### SHORT PROBLEM
Extract and list every line that contains the word "официальном".

>> start RECORDS

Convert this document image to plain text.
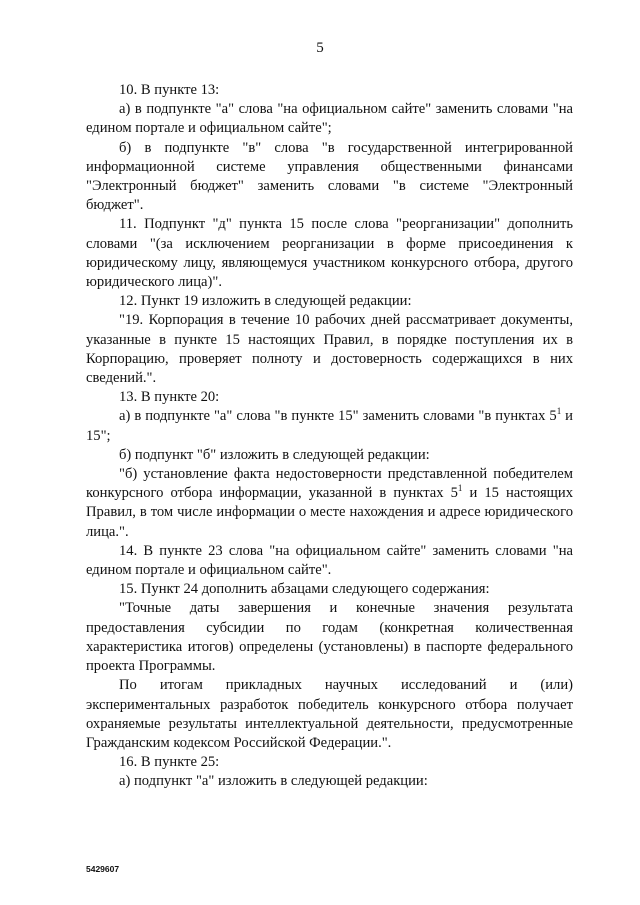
5

10. В пункте 13:

а) в подпункте "а" слова "на официальном сайте" заменить словами "на едином портале и официальном сайте";

б) в подпункте "в" слова "в государственной интегрированной информационной системе управления общественными финансами "Электронный бюджет" заменить словами "в системе "Электронный бюджет".

11. Подпункт "д" пункта 15 после слова "реорганизации" дополнить словами "(за исключением реорганизации в форме присоединения к юридическому лицу, являющемуся участником конкурсного отбора, другого юридического лица)".

12. Пункт 19 изложить в следующей редакции:

"19. Корпорация в течение 10 рабочих дней рассматривает документы, указанные в пункте 15 настоящих Правил, в порядке поступления их в Корпорацию, проверяет полноту и достоверность содержащихся в них сведений.".

13. В пункте 20:

а) в подпункте "а" слова "в пункте 15" заменить словами "в пунктах $5^1$ и 15";

б) подпункт "б" изложить в следующей редакции:

"б) установление факта недостоверности представленной победителем конкурсного отбора информации, указанной в пунктах $5^1$ и 15 настоящих Правил, в том числе информации о месте нахождения и адресе юридического лица.".

14. В пункте 23 слова "на официальном сайте" заменить словами "на едином портале и официальном сайте".

15. Пункт 24 дополнить абзацами следующего содержания:

"Точные даты завершения и конечные значения результата предоставления субсидии по годам (конкретная количественная характеристика итогов) определены (установлены) в паспорте федерального проекта Программы.

По итогам прикладных научных исследований и (или) экспериментальных разработок победитель конкурсного отбора получает охраняемые результаты интеллектуальной деятельности, предусмотренные Гражданским кодексом Российской Федерации.".

16. В пункте 25:

а) подпункт "а" изложить в следующей редакции:

5429607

>> end RECORDS

### ANSWER TO THIS PROBLEM
а) в подпункте "а" слова "на официальном сайте" заменить словами "на едином портале и официальном сайте";
14. В пункте 23 слова "на официальном сайте" заменить словами "на едином портале и официальном сайте".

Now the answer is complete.